#### YOUR OBJECTIVE
Tally the lines with the word "tannyelvű" and report the number alone.

#### ENTRIES SHOWN
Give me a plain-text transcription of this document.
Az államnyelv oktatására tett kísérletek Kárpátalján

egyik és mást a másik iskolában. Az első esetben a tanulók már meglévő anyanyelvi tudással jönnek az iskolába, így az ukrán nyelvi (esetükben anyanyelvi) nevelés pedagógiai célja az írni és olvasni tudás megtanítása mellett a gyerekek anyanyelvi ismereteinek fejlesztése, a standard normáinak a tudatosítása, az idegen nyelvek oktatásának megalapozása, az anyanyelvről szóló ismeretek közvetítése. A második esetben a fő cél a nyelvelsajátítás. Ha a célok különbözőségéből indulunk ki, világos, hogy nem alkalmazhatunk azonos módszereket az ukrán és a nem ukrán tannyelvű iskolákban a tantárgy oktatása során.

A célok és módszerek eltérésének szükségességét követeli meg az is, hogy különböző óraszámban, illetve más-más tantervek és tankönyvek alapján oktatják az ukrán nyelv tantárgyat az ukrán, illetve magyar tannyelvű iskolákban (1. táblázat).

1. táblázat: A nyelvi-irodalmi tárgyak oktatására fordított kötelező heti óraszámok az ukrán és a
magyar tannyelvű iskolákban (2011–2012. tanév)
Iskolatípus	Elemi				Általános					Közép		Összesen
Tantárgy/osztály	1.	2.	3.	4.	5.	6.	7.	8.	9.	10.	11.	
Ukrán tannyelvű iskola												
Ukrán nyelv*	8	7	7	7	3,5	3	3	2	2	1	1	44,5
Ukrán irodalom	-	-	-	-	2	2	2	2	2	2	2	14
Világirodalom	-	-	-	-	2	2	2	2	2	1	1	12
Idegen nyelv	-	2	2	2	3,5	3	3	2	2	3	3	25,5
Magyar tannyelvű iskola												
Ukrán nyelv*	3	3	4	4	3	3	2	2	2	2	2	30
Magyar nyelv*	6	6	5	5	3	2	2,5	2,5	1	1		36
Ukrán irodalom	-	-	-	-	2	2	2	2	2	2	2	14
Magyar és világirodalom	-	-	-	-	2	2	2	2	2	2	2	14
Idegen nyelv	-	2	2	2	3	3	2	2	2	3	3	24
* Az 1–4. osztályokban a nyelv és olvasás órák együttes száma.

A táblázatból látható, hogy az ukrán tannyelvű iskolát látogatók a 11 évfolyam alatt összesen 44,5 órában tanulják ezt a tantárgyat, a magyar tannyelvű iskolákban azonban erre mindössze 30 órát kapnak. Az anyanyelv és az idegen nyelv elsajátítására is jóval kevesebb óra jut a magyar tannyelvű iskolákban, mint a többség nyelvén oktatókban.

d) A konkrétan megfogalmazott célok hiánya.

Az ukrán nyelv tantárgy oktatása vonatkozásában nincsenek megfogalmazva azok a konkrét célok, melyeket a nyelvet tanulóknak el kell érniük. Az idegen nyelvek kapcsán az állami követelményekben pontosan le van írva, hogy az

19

#### OUTPUT OF THE EXERCISE
6